- DIRECTIONS -
Using the material that follows, identify and copy each line with the string "Three".

-- Begin SUPPLIED DATA --

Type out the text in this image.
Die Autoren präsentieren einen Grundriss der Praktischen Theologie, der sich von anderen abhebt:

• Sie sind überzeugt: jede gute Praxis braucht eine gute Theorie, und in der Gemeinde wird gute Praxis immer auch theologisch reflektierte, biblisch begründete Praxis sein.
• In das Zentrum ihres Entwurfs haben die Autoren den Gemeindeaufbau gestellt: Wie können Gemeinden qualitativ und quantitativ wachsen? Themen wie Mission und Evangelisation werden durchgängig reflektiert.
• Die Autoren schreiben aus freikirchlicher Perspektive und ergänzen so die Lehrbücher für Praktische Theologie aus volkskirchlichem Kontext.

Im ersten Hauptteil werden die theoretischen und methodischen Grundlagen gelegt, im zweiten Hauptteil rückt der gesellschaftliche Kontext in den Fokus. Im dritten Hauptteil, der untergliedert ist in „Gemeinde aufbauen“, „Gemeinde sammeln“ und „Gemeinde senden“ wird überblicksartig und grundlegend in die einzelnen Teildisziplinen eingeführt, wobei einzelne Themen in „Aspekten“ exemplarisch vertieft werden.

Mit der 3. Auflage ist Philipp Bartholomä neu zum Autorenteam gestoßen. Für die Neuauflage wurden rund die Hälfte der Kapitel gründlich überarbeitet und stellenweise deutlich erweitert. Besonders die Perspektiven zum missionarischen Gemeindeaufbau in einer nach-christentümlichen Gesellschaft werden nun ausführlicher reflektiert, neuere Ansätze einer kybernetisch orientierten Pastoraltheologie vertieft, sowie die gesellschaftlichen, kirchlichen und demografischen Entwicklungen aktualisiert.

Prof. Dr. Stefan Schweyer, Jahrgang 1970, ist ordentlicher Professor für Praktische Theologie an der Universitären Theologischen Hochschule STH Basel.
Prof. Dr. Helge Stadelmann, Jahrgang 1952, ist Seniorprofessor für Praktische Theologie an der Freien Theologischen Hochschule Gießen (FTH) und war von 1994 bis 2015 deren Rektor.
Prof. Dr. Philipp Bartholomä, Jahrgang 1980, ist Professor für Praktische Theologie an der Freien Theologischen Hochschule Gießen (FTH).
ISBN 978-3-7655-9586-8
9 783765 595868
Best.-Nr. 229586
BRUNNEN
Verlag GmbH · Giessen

-- End SUPPLIED DATA --
-- Begin SUPPLIED DATA --

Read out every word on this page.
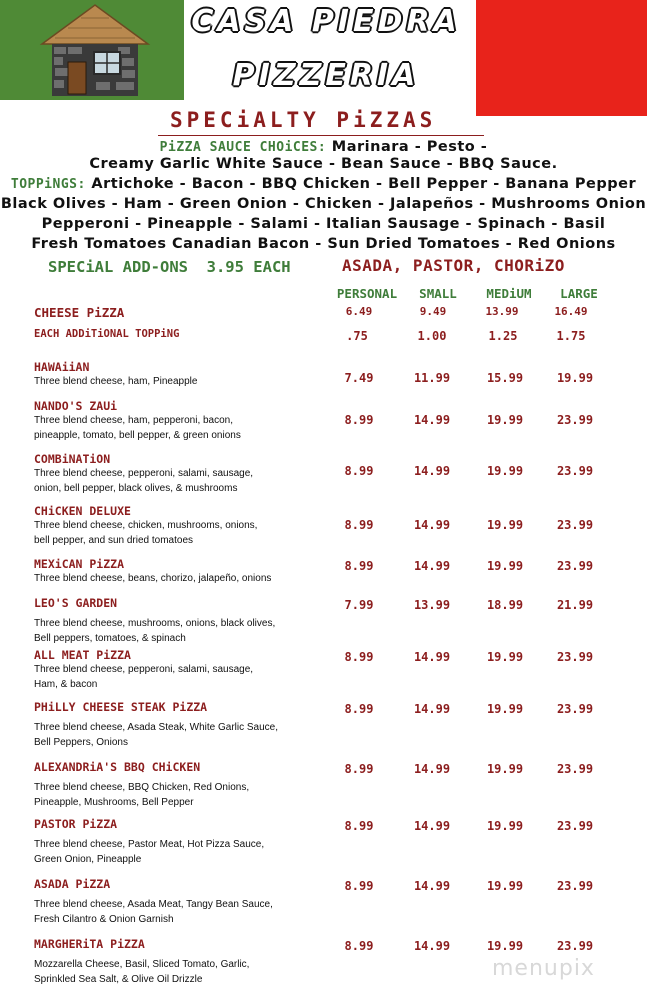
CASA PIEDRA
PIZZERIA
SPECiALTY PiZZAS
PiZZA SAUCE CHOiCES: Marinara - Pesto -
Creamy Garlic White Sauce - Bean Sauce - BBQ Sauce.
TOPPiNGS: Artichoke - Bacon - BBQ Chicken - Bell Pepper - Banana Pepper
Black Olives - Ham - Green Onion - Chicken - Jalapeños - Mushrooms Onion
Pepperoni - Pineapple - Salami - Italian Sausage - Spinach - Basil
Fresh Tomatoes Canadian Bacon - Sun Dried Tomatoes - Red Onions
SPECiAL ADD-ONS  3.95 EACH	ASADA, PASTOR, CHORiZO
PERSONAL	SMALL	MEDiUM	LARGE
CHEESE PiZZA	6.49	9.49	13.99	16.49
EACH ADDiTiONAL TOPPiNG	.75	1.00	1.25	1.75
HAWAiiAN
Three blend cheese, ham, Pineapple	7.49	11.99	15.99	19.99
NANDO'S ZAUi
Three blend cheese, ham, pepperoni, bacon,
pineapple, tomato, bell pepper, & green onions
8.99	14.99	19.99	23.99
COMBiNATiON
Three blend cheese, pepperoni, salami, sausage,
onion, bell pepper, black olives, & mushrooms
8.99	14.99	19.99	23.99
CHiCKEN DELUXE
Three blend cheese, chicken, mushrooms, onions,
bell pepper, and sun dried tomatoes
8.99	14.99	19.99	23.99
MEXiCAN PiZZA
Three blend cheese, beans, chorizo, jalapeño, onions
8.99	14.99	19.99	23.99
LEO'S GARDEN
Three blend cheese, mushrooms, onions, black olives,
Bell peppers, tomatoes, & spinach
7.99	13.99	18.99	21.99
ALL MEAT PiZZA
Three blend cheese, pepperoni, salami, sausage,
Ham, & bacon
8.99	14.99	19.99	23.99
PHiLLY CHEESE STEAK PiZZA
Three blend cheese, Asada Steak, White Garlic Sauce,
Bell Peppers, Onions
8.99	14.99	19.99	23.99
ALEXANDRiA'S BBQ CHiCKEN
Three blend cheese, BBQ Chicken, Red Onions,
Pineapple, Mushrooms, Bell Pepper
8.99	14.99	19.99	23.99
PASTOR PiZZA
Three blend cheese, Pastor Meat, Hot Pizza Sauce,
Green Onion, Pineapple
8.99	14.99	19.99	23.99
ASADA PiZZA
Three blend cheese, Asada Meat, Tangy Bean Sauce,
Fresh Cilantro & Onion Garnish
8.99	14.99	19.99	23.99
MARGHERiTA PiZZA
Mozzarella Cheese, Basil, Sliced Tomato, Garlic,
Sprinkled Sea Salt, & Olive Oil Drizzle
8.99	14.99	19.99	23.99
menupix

-- End SUPPLIED DATA --
-- Begin SUPPLIED DATA --

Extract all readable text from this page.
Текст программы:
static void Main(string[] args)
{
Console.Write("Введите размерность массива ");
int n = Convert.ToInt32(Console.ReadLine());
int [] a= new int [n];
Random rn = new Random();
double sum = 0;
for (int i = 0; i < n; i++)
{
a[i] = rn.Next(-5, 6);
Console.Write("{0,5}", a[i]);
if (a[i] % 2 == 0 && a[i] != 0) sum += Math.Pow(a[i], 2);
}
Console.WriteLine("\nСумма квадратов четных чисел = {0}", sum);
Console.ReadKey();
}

-- End SUPPLIED DATA --

- EXERCISE SOLUTION -
Three blend cheese, ham, Pineapple	7.49	11.99	15.99	19.99
Three blend cheese, ham, pepperoni, bacon,
Three blend cheese, pepperoni, salami, sausage,
Three blend cheese, chicken, mushrooms, onions,
Three blend cheese, beans, chorizo, jalapeño, onions
Three blend cheese, mushrooms, onions, black olives,
Three blend cheese, pepperoni, salami, sausage,
Three blend cheese, Asada Steak, White Garlic Sauce,
Three blend cheese, BBQ Chicken, Red Onions,
Three blend cheese, Pastor Meat, Hot Pizza Sauce,
Three blend cheese, Asada Meat, Tangy Bean Sauce,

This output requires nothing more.